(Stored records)
=-=-=

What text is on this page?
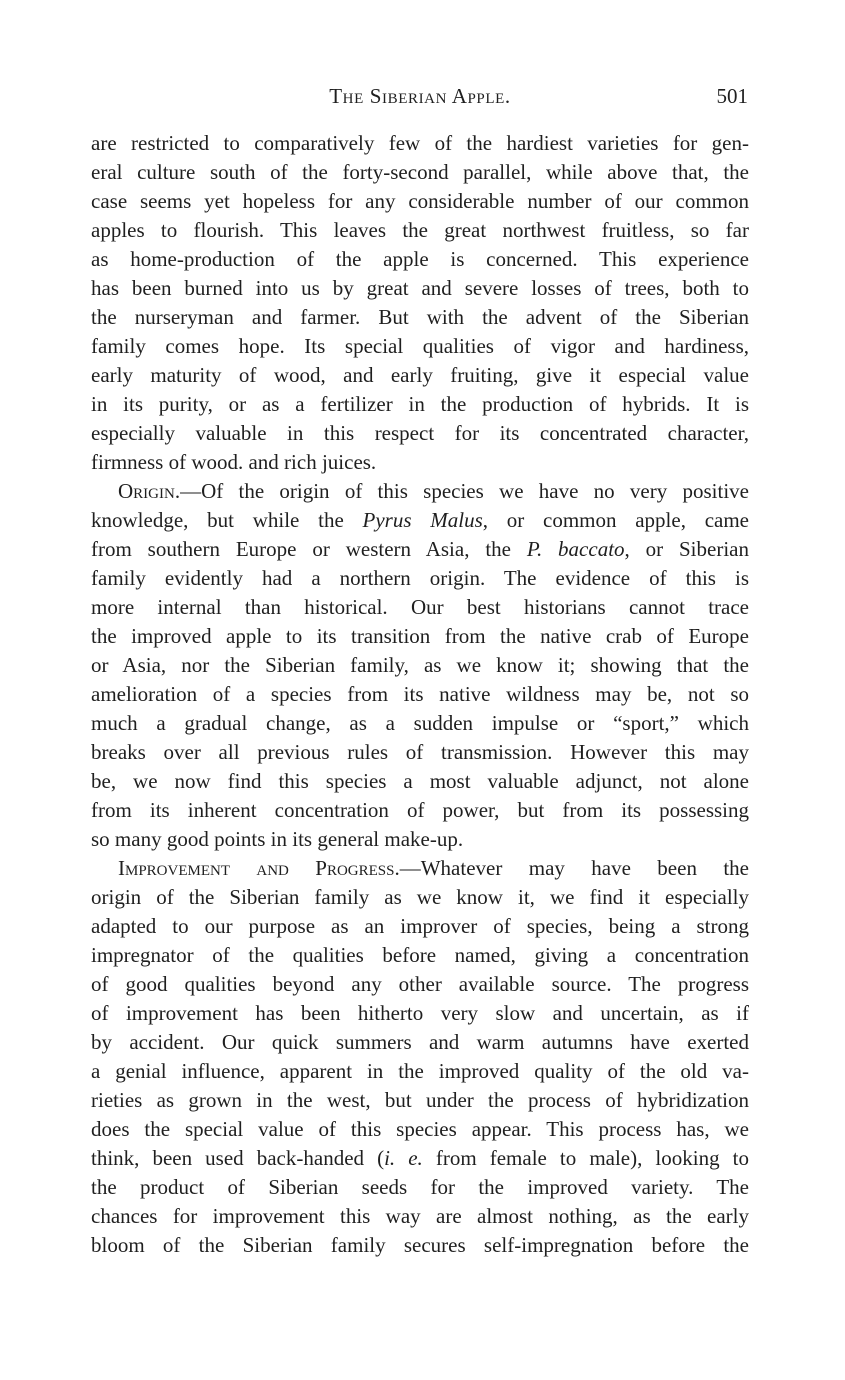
The Siberian Apple.	501
are restricted to comparatively few of the hardiest varieties for gen-
eral culture south of the forty-second parallel, while above that, the
case seems yet hopeless for any considerable number of our common
apples to flourish. This leaves the great northwest fruitless, so far
as home-production of the apple is concerned. This experience
has been burned into us by great and severe losses of trees, both to
the nurseryman and farmer. But with the advent of the Siberian
family comes hope. Its special qualities of vigor and hardiness,
early maturity of wood, and early fruiting, give it especial value
in its purity, or as a fertilizer in the production of hybrids. It is
especially valuable in this respect for its concentrated character,
firmness of wood. and rich juices.
Origin.—Of the origin of this species we have no very positive
knowledge, but while the Pyrus Malus, or common apple, came
from southern Europe or western Asia, the P. baccato, or Siberian
family evidently had a northern origin. The evidence of this is
more internal than historical. Our best historians cannot trace
the improved apple to its transition from the native crab of Europe
or Asia, nor the Siberian family, as we know it; showing that the
amelioration of a species from its native wildness may be, not so
much a gradual change, as a sudden impulse or “sport,” which
breaks over all previous rules of transmission. However this may
be, we now find this species a most valuable adjunct, not alone
from its inherent concentration of power, but from its possessing
so many good points in its general make-up.
Improvement and Progress.—Whatever may have been the
origin of the Siberian family as we know it, we find it especially
adapted to our purpose as an improver of species, being a strong
impregnator of the qualities before named, giving a concentration
of good qualities beyond any other available source. The progress
of improvement has been hitherto very slow and uncertain, as if
by accident. Our quick summers and warm autumns have exerted
a genial influence, apparent in the improved quality of the old va-
rieties as grown in the west, but under the process of hybridization
does the special value of this species appear. This process has, we
think, been used back-handed (i. e. from female to male), looking to
the product of Siberian seeds for the improved variety. The
chances for improvement this way are almost nothing, as the early
bloom of the Siberian family secures self-impregnation before the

=-=-=

WORK TO DO:
Return all the entries word for word, but omit any pictures they contain.

SOLVED EXERCISE:
What text is on this page?
The Siberian Apple.	501
are restricted to comparatively few of the hardiest varieties for gen-
eral culture south of the forty-second parallel, while above that, the
case seems yet hopeless for any considerable number of our common
apples to flourish. This leaves the great northwest fruitless, so far
as home-production of the apple is concerned. This experience
has been burned into us by great and severe losses of trees, both to
the nurseryman and farmer. But with the advent of the Siberian
family comes hope. Its special qualities of vigor and hardiness,
early maturity of wood, and early fruiting, give it especial value
in its purity, or as a fertilizer in the production of hybrids. It is
especially valuable in this respect for its concentrated character,
firmness of wood. and rich juices.
Origin.—Of the origin of this species we have no very positive
knowledge, but while the Pyrus Malus, or common apple, came
from southern Europe or western Asia, the P. baccato, or Siberian
family evidently had a northern origin. The evidence of this is
more internal than historical. Our best historians cannot trace
the improved apple to its transition from the native crab of Europe
or Asia, nor the Siberian family, as we know it; showing that the
amelioration of a species from its native wildness may be, not so
much a gradual change, as a sudden impulse or “sport,” which
breaks over all previous rules of transmission. However this may
be, we now find this species a most valuable adjunct, not alone
from its inherent concentration of power, but from its possessing
so many good points in its general make-up.
Improvement and Progress.—Whatever may have been the
origin of the Siberian family as we know it, we find it especially
adapted to our purpose as an improver of species, being a strong
impregnator of the qualities before named, giving a concentration
of good qualities beyond any other available source. The progress
of improvement has been hitherto very slow and uncertain, as if
by accident. Our quick summers and warm autumns have exerted
a genial influence, apparent in the improved quality of the old va-
rieties as grown in the west, but under the process of hybridization
does the special value of this species appear. This process has, we
think, been used back-handed (i. e. from female to male), looking to
the product of Siberian seeds for the improved variety. The
chances for improvement this way are almost nothing, as the early
bloom of the Siberian family secures self-impregnation before the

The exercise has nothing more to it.